▶ WHAT YOU HAVE TO DO: State how many lines contain the string "Display", and write nothing else.

(Stored items)
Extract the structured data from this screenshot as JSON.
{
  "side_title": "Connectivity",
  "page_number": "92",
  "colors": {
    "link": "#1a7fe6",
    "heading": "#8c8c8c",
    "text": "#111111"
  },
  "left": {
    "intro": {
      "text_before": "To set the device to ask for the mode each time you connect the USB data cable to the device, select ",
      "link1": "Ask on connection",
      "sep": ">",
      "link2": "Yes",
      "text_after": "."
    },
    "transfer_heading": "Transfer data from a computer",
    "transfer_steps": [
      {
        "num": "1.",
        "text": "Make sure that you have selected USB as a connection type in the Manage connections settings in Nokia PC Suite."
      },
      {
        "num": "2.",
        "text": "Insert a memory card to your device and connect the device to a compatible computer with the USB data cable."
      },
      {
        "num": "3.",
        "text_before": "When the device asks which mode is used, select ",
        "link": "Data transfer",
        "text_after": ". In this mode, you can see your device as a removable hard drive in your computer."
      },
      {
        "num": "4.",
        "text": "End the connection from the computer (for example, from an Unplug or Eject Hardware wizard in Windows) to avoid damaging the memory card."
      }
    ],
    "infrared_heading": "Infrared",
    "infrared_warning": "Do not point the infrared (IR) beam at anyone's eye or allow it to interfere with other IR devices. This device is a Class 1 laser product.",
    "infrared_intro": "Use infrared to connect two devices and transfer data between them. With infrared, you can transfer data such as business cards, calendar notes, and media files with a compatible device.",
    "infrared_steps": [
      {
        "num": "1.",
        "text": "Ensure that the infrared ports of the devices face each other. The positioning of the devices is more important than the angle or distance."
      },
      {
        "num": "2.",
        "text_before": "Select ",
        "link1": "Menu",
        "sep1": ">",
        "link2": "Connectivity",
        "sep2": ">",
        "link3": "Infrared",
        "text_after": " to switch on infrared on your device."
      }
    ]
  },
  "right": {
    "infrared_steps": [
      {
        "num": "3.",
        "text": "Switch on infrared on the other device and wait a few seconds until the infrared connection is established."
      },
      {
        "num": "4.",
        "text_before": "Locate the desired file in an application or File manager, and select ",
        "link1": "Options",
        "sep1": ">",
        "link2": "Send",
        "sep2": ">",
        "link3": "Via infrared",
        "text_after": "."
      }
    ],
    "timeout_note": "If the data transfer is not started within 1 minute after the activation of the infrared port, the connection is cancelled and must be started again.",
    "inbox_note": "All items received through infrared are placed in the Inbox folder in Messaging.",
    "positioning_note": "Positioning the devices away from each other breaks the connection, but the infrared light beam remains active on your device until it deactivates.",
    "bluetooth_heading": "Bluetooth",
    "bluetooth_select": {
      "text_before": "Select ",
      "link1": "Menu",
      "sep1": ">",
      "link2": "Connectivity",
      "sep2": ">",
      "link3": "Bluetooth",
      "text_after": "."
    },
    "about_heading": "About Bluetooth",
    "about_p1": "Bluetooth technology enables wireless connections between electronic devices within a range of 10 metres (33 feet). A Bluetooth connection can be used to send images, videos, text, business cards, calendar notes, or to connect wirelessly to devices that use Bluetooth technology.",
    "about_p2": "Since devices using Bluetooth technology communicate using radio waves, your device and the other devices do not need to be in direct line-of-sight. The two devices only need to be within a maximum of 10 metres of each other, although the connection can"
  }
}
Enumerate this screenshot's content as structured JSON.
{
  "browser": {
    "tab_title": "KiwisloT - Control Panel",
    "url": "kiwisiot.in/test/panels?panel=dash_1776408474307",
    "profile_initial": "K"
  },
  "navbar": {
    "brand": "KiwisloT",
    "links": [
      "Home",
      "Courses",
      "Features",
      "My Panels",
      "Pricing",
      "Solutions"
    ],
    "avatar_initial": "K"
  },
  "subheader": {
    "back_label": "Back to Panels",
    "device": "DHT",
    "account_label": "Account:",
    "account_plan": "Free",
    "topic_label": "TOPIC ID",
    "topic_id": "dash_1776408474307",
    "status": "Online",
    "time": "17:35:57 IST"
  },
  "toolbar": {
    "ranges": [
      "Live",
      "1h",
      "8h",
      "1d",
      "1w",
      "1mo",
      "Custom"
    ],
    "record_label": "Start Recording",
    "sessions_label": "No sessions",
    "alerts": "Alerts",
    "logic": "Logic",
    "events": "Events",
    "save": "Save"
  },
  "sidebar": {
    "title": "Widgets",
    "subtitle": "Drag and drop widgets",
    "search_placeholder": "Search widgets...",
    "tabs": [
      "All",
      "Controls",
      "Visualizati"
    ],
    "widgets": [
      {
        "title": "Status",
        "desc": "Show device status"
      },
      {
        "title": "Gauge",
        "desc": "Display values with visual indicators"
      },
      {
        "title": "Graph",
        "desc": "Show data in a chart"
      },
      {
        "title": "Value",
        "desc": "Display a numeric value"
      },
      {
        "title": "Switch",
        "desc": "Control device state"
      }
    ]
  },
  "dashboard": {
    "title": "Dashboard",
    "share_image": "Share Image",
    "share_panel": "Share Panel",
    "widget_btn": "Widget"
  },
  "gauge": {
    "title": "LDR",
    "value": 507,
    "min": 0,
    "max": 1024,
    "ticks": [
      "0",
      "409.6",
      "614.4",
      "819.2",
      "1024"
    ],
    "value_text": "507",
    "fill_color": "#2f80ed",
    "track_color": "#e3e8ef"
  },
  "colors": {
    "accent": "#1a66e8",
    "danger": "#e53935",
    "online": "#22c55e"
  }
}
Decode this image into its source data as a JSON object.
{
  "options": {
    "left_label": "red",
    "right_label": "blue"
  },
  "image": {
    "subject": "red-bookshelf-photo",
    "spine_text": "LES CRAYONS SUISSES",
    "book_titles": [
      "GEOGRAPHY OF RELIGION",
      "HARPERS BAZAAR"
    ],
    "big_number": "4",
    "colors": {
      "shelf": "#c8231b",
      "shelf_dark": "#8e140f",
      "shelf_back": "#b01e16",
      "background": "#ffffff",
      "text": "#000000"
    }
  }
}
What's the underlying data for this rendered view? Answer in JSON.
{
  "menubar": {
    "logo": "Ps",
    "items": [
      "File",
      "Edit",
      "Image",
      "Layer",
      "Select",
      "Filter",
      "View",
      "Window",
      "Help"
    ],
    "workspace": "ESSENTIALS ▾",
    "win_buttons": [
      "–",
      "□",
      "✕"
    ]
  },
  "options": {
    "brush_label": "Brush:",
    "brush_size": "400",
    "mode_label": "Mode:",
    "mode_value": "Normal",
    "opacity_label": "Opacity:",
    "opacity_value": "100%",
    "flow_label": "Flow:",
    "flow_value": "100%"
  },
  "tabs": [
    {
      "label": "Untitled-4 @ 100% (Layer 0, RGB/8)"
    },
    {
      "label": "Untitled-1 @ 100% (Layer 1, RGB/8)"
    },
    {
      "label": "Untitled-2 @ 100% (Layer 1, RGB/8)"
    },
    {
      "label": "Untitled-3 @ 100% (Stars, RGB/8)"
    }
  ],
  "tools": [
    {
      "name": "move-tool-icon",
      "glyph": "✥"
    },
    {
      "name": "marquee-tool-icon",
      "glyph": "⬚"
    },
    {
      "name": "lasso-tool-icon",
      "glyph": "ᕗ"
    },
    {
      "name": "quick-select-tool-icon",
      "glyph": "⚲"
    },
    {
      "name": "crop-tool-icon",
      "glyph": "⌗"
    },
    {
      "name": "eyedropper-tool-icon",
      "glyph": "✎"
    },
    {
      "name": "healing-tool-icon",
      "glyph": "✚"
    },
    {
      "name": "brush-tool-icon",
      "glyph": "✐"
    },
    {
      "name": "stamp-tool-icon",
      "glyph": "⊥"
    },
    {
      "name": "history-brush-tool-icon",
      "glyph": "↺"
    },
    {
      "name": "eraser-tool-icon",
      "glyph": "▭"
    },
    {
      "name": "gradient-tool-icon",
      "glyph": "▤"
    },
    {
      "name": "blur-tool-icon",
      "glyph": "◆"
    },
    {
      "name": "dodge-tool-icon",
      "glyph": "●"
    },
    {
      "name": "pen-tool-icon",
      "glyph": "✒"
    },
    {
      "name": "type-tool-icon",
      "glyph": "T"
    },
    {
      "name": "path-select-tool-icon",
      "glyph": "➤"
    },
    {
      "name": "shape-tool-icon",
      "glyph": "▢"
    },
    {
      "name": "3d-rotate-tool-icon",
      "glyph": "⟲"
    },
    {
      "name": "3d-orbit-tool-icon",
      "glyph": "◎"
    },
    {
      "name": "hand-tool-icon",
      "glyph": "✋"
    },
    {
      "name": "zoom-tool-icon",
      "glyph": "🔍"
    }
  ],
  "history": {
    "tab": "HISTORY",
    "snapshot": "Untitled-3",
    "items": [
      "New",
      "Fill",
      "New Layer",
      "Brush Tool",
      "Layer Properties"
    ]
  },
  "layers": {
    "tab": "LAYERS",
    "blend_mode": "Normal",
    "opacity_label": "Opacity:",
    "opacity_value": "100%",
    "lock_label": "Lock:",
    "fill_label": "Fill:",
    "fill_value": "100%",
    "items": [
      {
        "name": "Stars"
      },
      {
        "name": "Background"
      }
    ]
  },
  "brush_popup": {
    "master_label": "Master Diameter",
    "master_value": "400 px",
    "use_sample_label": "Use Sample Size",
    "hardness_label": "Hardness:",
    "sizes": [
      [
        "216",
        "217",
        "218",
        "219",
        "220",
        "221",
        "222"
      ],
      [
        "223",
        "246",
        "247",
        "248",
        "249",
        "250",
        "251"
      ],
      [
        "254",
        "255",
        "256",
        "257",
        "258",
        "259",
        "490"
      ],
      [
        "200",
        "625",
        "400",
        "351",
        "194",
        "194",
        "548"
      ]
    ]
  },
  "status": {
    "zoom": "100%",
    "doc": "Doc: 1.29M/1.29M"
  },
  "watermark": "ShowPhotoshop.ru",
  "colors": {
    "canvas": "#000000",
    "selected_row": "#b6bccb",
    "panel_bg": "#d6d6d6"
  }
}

▶ ANSWER FOR THIS EXERCISE: 2